**EXERCISE PROMPT**.
Images are excluded; otherwise, output every record exactly.

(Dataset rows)
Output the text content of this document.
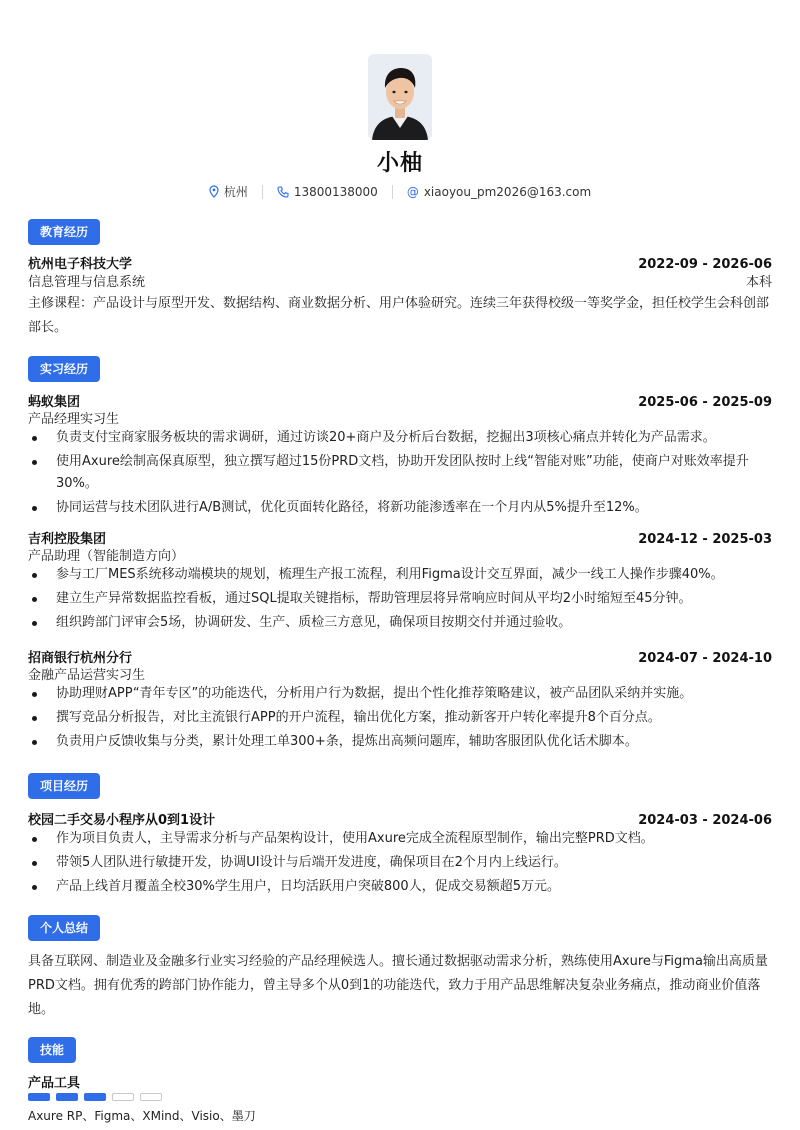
小柚
杭州	13800138000 @ xiaoyou_pm2026@163.com
教育经历
杭州电子科技大学	2022-09 - 2026-06
信息管理与信息系统	本科
主修课程：产品设计与原型开发、数据结构、商业数据分析、用户体验研究。连续三年获得校级一等奖学金，担任校学生会科创部部长。
实习经历
蚂蚁集团	2025-06 - 2025-09
产品经理实习生
负责支付宝商家服务板块的需求调研，通过访谈20+商户及分析后台数据，挖掘出3项核心痛点并转化为产品需求。
使用Axure绘制高保真原型，独立撰写超过15份PRD文档，协助开发团队按时上线“智能对账”功能，使商户对账效率提升30%。
协同运营与技术团队进行A/B测试，优化页面转化路径，将新功能渗透率在一个月内从5%提升至12%。
吉利控股集团	2024-12 - 2025-03
产品助理（智能制造方向）
参与工厂MES系统移动端模块的规划，梳理生产报工流程，利用Figma设计交互界面，减少一线工人操作步骤40%。
建立生产异常数据监控看板，通过SQL提取关键指标，帮助管理层将异常响应时间从平均2小时缩短至45分钟。
组织跨部门评审会5场，协调研发、生产、质检三方意见，确保项目按期交付并通过验收。
招商银行杭州分行	2024-07 - 2024-10
金融产品运营实习生
协助理财APP“青年专区”的功能迭代，分析用户行为数据，提出个性化推荐策略建议，被产品团队采纳并实施。
撰写竞品分析报告，对比主流银行APP的开户流程，输出优化方案，推动新客开户转化率提升8个百分点。
负责用户反馈收集与分类，累计处理工单300+条，提炼出高频问题库，辅助客服团队优化话术脚本。
项目经历
校园二手交易小程序从0到1设计	2024-03 - 2024-06
作为项目负责人，主导需求分析与产品架构设计，使用Axure完成全流程原型制作，输出完整PRD文档。
带领5人团队进行敏捷开发，协调UI设计与后端开发进度，确保项目在2个月内上线运行。
产品上线首月覆盖全校30%学生用户，日均活跃用户突破800人，促成交易额超5万元。
个人总结
具备互联网、制造业及金融多行业实习经验的产品经理候选人。擅长通过数据驱动需求分析，熟练使用Axure与Figma输出高质量PRD文档。拥有优秀的跨部门协作能力，曾主导多个从0到1的功能迭代，致力于用产品思维解决复杂业务痛点，推动商业价值落地。
技能
产品工具
Axure RP、Figma、XMind、Visio、墨刀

**RESULT FOR THIS TASK**.
Output the text content of this document.
小柚
杭州	13800138000 @ xiaoyou_pm2026@163.com
教育经历
杭州电子科技大学	2022-09 - 2026-06
信息管理与信息系统	本科
主修课程：产品设计与原型开发、数据结构、商业数据分析、用户体验研究。连续三年获得校级一等奖学金，担任校学生会科创部部长。
实习经历
蚂蚁集团	2025-06 - 2025-09
产品经理实习生
负责支付宝商家服务板块的需求调研，通过访谈20+商户及分析后台数据，挖掘出3项核心痛点并转化为产品需求。
使用Axure绘制高保真原型，独立撰写超过15份PRD文档，协助开发团队按时上线“智能对账”功能，使商户对账效率提升30%。
协同运营与技术团队进行A/B测试，优化页面转化路径，将新功能渗透率在一个月内从5%提升至12%。
吉利控股集团	2024-12 - 2025-03
产品助理（智能制造方向）
参与工厂MES系统移动端模块的规划，梳理生产报工流程，利用Figma设计交互界面，减少一线工人操作步骤40%。
建立生产异常数据监控看板，通过SQL提取关键指标，帮助管理层将异常响应时间从平均2小时缩短至45分钟。
组织跨部门评审会5场，协调研发、生产、质检三方意见，确保项目按期交付并通过验收。
招商银行杭州分行	2024-07 - 2024-10
金融产品运营实习生
协助理财APP“青年专区”的功能迭代，分析用户行为数据，提出个性化推荐策略建议，被产品团队采纳并实施。
撰写竞品分析报告，对比主流银行APP的开户流程，输出优化方案，推动新客开户转化率提升8个百分点。
负责用户反馈收集与分类，累计处理工单300+条，提炼出高频问题库，辅助客服团队优化话术脚本。
项目经历
校园二手交易小程序从0到1设计	2024-03 - 2024-06
作为项目负责人，主导需求分析与产品架构设计，使用Axure完成全流程原型制作，输出完整PRD文档。
带领5人团队进行敏捷开发，协调UI设计与后端开发进度，确保项目在2个月内上线运行。
产品上线首月覆盖全校30%学生用户，日均活跃用户突破800人，促成交易额超5万元。
个人总结
具备互联网、制造业及金融多行业实习经验的产品经理候选人。擅长通过数据驱动需求分析，熟练使用Axure与Figma输出高质量PRD文档。拥有优秀的跨部门协作能力，曾主导多个从0到1的功能迭代，致力于用产品思维解决复杂业务痛点，推动商业价值落地。
技能
产品工具
Axure RP、Figma、XMind、Visio、墨刀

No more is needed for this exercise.